From the records below, copy every line that contains the word "STRINGS".
○ ○ ○ ○
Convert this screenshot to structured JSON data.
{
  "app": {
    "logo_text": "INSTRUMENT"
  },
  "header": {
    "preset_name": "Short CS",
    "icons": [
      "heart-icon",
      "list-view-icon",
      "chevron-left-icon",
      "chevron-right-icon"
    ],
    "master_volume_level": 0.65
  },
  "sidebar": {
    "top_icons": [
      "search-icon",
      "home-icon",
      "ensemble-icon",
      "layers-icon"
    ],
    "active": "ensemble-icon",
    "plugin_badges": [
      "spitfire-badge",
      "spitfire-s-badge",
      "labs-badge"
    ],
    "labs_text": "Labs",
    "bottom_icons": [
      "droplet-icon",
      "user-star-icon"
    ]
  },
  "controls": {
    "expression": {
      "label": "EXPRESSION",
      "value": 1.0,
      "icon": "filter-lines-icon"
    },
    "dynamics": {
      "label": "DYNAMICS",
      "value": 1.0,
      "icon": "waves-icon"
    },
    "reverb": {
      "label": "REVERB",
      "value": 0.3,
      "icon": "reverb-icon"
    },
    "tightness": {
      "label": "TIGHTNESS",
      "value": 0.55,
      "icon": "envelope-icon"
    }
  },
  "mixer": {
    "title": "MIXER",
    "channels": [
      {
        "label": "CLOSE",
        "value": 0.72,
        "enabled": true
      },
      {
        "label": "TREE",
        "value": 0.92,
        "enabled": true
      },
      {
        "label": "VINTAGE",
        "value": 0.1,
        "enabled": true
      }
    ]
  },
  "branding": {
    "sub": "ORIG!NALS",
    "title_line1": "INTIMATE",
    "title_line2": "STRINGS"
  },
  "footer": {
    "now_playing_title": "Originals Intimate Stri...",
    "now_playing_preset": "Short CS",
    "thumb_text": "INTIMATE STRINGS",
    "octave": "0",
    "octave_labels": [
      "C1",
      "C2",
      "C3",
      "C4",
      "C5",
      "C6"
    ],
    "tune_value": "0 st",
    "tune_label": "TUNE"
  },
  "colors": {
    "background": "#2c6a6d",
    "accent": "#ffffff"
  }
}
○ ○ ○ ○
§ RESPONSE TO THIS EXERCISE
    "title_line2": "STRINGS"
    "thumb_text": "INTIMATE STRINGS",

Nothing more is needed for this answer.